-- Data entries --

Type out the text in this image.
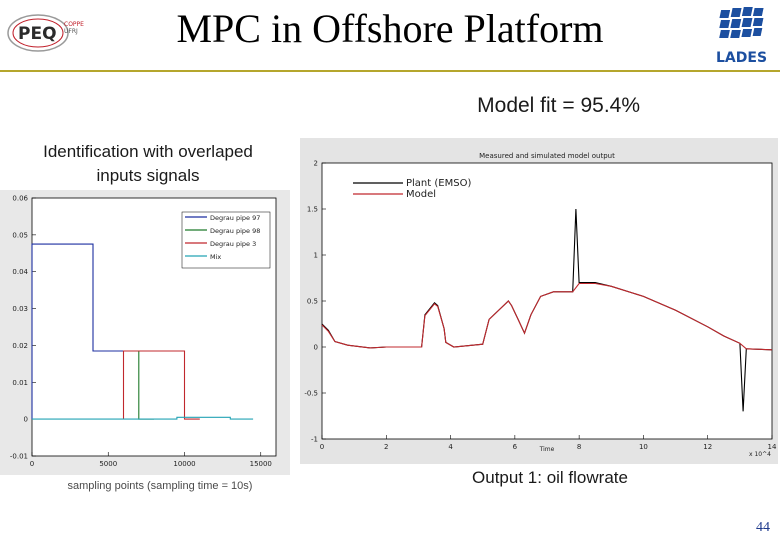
PEQ COPPE
UFRJ	MPC in Offshore Platform
LADES
Model fit = 95.4%
Identification with overlaped
inputs signals
0	5000	10000	15000
-0.01
0
0.01
0.02
0.03
0.04
0.05
0.06
Degrau pipe 97
Degrau pipe 98
Degrau pipe 3
Mix
Measured and simulated model output
Time
x 10^4
0	2	4	6	8	10	12	14
-1
-0.5
0
0.5
1
1.5
2
Plant (EMSO)
Model
sampling points (sampling time = 10s)	Output 1: oil flowrate
44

-- What you should do --
Search the entries for the word "pipe" and gather every line where it appears.

-- The output --
Degrau pipe 97
Degrau pipe 98
Degrau pipe 3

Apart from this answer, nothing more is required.